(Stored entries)
= = =
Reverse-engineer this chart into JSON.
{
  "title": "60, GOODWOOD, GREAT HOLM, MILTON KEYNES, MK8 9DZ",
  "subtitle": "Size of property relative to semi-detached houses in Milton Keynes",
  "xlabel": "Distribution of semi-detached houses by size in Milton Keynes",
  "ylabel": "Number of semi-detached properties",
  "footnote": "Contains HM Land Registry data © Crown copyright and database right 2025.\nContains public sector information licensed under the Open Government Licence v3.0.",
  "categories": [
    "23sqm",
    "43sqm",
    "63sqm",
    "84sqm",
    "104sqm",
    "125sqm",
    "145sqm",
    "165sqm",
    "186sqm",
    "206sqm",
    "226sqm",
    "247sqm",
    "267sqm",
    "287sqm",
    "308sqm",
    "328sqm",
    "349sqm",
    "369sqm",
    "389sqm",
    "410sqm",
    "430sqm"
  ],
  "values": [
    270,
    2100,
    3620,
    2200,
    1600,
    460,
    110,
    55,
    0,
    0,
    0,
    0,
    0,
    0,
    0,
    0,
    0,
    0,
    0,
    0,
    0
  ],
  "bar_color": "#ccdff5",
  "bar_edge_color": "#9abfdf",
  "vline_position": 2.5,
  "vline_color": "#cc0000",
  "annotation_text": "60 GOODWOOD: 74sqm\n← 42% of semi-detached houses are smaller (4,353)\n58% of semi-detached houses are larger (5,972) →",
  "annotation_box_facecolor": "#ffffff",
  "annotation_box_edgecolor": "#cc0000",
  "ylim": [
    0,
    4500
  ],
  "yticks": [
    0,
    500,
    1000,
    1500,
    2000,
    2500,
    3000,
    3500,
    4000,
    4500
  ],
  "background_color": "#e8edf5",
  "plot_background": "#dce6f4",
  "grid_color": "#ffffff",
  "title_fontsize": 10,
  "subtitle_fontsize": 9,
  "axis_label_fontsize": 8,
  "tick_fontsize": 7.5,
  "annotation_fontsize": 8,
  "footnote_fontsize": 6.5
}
= = =
▶ Goal of the exercise
Write out every line from the records above, word for word.

▶ Expected answer
Reverse-engineer this chart into JSON.
{
  "title": "60, GOODWOOD, GREAT HOLM, MILTON KEYNES, MK8 9DZ",
  "subtitle": "Size of property relative to semi-detached houses in Milton Keynes",
  "xlabel": "Distribution of semi-detached houses by size in Milton Keynes",
  "ylabel": "Number of semi-detached properties",
  "footnote": "Contains HM Land Registry data © Crown copyright and database right 2025.\nContains public sector information licensed under the Open Government Licence v3.0.",
  "categories": [
    "23sqm",
    "43sqm",
    "63sqm",
    "84sqm",
    "104sqm",
    "125sqm",
    "145sqm",
    "165sqm",
    "186sqm",
    "206sqm",
    "226sqm",
    "247sqm",
    "267sqm",
    "287sqm",
    "308sqm",
    "328sqm",
    "349sqm",
    "369sqm",
    "389sqm",
    "410sqm",
    "430sqm"
  ],
  "values": [
    270,
    2100,
    3620,
    2200,
    1600,
    460,
    110,
    55,
    0,
    0,
    0,
    0,
    0,
    0,
    0,
    0,
    0,
    0,
    0,
    0,
    0
  ],
  "bar_color": "#ccdff5",
  "bar_edge_color": "#9abfdf",
  "vline_position": 2.5,
  "vline_color": "#cc0000",
  "annotation_text": "60 GOODWOOD: 74sqm\n← 42% of semi-detached houses are smaller (4,353)\n58% of semi-detached houses are larger (5,972) →",
  "annotation_box_facecolor": "#ffffff",
  "annotation_box_edgecolor": "#cc0000",
  "ylim": [
    0,
    4500
  ],
  "yticks": [
    0,
    500,
    1000,
    1500,
    2000,
    2500,
    3000,
    3500,
    4000,
    4500
  ],
  "background_color": "#e8edf5",
  "plot_background": "#dce6f4",
  "grid_color": "#ffffff",
  "title_fontsize": 10,
  "subtitle_fontsize": 9,
  "axis_label_fontsize": 8,
  "tick_fontsize": 7.5,
  "annotation_fontsize": 8,
  "footnote_fontsize": 6.5
}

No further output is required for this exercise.